### REQUIRED WORK
Output each entry that follows exactly. Images stay out.

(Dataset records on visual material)
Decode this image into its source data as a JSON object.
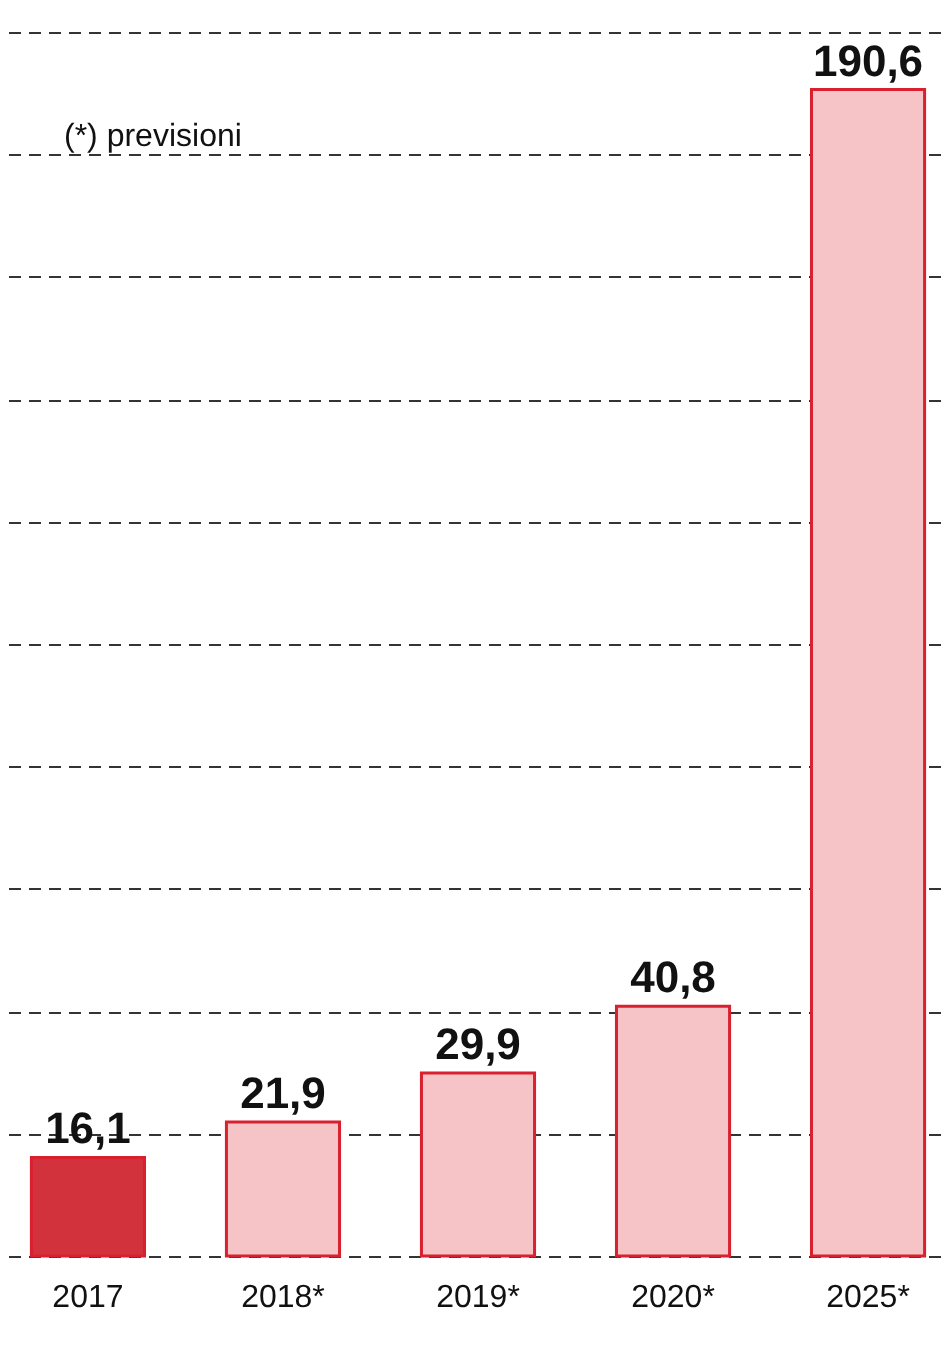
{
  "chart_data": {
    "type": "bar",
    "categories": [
      "2017",
      "2018*",
      "2019*",
      "2020*",
      "2025*"
    ],
    "values": [
      16.1,
      21.9,
      29.9,
      40.8,
      190.6
    ],
    "value_labels": [
      "16,1",
      "21,9",
      "29,9",
      "40,8",
      "190,6"
    ],
    "colors": [
      "#d2323c",
      "#f6c4c7",
      "#f6c4c7",
      "#f6c4c7",
      "#f6c4c7"
    ],
    "ylim": [
      0,
      200
    ],
    "yticks": [
      {
        "value": 0,
        "label": null
      },
      {
        "value": 20,
        "label": null
      },
      {
        "value": 40,
        "label": null
      },
      {
        "value": 60,
        "label": null
      },
      {
        "value": 80,
        "label": null
      },
      {
        "value": 100,
        "label": null
      },
      {
        "value": 120,
        "label": null
      },
      {
        "value": 140,
        "label": null
      },
      {
        "value": 160,
        "label": null
      },
      {
        "value": 180,
        "label": null
      },
      {
        "value": 200,
        "label": null
      }
    ],
    "grid": "y",
    "line_style": "dashed",
    "tick_labels": "x",
    "annotations": [
      "(*) previsioni"
    ]
  }
}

### ANSWER TO THE TASK
Decode this image into its source data as a JSON object.
{
  "chart_data": {
    "type": "bar",
    "categories": [
      "2017",
      "2018*",
      "2019*",
      "2020*",
      "2025*"
    ],
    "values": [
      16.1,
      21.9,
      29.9,
      40.8,
      190.6
    ],
    "value_labels": [
      "16,1",
      "21,9",
      "29,9",
      "40,8",
      "190,6"
    ],
    "colors": [
      "#d2323c",
      "#f6c4c7",
      "#f6c4c7",
      "#f6c4c7",
      "#f6c4c7"
    ],
    "ylim": [
      0,
      200
    ],
    "yticks": [
      {
        "value": 0,
        "label": null
      },
      {
        "value": 20,
        "label": null
      },
      {
        "value": 40,
        "label": null
      },
      {
        "value": 60,
        "label": null
      },
      {
        "value": 80,
        "label": null
      },
      {
        "value": 100,
        "label": null
      },
      {
        "value": 120,
        "label": null
      },
      {
        "value": 140,
        "label": null
      },
      {
        "value": 160,
        "label": null
      },
      {
        "value": 180,
        "label": null
      },
      {
        "value": 200,
        "label": null
      }
    ],
    "grid": "y",
    "line_style": "dashed",
    "tick_labels": "x",
    "annotations": [
      "(*) previsioni"
    ]
  }
}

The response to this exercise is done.